Exercise. Pick out each line of the records that includes the string "polskich", and copy it.

Stored entries.
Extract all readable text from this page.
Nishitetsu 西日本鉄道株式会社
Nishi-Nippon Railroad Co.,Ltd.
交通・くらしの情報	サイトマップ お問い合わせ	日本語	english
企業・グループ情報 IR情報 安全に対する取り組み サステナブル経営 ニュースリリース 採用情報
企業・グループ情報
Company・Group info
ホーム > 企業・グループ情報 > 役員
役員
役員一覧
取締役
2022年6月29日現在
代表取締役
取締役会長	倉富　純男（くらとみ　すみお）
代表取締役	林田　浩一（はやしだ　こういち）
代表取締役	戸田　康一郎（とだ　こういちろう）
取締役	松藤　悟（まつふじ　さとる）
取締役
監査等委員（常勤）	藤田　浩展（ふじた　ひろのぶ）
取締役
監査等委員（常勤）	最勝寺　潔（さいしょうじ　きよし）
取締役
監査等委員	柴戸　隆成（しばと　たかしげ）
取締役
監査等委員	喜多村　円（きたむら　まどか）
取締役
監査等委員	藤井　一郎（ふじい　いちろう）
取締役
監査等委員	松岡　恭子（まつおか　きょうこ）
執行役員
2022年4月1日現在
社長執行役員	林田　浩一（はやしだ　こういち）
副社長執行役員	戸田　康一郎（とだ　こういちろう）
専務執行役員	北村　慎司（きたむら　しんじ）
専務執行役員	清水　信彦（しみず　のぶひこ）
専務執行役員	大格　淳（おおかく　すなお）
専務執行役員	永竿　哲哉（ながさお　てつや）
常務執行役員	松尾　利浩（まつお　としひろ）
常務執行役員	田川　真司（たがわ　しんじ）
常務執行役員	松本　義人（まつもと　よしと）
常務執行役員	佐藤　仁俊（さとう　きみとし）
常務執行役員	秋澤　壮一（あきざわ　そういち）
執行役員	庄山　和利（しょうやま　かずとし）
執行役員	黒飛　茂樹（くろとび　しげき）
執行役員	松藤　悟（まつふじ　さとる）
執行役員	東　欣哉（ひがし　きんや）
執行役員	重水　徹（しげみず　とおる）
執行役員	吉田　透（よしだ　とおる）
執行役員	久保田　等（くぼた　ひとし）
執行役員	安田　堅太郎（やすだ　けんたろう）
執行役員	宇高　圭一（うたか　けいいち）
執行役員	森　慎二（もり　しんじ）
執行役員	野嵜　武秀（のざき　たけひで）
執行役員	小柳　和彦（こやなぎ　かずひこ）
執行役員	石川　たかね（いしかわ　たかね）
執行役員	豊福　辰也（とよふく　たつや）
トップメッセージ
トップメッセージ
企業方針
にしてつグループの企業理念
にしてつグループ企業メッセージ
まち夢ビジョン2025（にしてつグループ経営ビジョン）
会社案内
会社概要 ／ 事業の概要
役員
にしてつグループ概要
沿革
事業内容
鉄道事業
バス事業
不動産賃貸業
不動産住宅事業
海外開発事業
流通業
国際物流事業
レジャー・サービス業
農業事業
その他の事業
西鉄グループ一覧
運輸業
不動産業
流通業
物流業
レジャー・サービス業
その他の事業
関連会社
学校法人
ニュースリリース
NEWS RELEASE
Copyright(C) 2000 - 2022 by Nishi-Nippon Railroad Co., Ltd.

--

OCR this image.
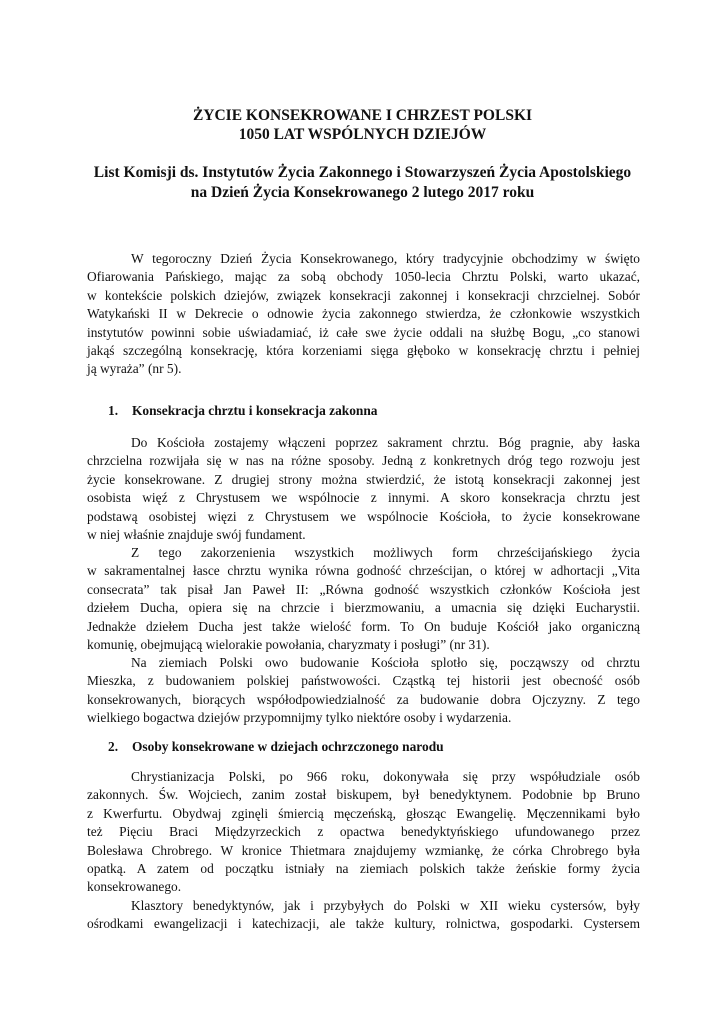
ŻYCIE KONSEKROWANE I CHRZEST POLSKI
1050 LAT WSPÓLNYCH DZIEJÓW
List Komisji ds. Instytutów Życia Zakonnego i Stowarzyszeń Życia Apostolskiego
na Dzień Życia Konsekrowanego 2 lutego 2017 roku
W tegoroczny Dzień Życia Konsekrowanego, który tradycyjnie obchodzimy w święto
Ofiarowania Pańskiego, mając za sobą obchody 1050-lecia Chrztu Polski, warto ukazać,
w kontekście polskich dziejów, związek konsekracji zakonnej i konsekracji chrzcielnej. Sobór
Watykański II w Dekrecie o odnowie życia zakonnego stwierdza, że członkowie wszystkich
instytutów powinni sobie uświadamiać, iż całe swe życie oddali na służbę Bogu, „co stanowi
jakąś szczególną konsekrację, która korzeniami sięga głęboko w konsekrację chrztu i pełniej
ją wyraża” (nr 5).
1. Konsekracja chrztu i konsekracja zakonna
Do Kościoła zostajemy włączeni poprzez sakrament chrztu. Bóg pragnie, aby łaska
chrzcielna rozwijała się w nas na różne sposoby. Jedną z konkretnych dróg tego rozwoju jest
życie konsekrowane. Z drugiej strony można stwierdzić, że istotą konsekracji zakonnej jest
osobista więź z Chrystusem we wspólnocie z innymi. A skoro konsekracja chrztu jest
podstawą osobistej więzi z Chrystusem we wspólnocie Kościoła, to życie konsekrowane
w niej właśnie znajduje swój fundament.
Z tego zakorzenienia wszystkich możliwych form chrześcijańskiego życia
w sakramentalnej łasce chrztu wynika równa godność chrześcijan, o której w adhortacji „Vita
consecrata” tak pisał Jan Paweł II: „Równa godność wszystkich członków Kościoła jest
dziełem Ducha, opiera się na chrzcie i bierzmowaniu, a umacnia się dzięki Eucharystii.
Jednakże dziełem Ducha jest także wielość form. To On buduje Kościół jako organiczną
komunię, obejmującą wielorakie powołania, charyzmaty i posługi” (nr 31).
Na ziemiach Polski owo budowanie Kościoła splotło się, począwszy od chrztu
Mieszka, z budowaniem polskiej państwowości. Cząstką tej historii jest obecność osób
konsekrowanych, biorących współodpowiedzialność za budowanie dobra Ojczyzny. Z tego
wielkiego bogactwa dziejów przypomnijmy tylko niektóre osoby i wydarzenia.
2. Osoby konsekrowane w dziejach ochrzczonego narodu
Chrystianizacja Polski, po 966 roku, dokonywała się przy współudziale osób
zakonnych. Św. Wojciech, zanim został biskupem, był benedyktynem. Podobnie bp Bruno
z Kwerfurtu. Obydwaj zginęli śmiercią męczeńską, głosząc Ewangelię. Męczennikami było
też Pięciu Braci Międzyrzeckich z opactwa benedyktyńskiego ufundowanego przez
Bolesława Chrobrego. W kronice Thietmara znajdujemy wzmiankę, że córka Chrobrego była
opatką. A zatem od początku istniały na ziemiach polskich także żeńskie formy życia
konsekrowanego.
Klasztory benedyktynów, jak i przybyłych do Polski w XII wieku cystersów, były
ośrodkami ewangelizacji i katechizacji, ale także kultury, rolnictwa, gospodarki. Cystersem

Answer to the exercise.
w kontekście polskich dziejów, związek konsekracji zakonnej i konsekracji chrzcielnej. Sobór
opatką. A zatem od początku istniały na ziemiach polskich także żeńskie formy życia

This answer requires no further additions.